━━ RECORDS FOR THIS TASK ━━

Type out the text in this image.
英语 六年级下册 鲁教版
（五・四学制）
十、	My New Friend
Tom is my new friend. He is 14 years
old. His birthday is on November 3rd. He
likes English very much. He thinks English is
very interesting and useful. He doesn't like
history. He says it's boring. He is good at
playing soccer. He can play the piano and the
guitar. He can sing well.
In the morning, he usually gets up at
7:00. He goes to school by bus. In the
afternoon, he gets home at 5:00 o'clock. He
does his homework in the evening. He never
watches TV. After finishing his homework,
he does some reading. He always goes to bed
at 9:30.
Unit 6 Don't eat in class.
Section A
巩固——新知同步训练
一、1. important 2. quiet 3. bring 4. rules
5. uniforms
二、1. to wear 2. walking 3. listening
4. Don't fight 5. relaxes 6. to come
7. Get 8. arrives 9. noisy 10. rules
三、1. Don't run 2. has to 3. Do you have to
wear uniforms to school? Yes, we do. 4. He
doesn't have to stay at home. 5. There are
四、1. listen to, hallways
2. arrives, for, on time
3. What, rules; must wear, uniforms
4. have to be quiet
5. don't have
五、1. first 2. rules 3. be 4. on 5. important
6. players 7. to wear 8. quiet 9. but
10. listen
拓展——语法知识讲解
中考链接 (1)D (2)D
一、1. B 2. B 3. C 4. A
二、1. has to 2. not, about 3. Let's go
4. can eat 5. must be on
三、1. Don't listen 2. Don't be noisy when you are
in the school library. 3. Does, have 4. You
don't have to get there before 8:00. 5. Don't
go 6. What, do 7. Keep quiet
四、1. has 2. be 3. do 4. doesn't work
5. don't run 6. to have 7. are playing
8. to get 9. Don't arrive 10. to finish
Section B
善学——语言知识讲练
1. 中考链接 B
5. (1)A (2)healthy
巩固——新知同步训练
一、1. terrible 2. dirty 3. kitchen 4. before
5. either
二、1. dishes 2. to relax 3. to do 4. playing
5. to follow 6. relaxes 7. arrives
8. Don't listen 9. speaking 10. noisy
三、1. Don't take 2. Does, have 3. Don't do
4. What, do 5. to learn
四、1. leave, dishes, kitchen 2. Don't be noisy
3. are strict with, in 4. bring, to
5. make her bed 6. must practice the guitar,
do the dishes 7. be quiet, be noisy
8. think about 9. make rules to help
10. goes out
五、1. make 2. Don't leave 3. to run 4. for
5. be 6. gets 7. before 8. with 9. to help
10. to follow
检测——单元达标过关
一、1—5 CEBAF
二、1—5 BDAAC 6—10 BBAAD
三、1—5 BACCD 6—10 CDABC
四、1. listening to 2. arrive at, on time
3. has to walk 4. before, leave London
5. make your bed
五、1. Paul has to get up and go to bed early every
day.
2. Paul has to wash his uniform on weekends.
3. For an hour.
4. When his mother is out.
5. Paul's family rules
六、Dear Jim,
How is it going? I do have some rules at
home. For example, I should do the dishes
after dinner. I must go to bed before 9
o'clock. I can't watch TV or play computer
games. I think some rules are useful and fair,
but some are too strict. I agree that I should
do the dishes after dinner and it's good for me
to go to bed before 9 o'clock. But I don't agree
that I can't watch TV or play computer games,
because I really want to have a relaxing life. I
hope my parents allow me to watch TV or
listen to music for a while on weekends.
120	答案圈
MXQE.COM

━━━

:: YOUR INSTRUCTIONS ::
Write down only how many lines in the listing contain the word "computer".

:: RESULT OF THIS EXERCISE ::
2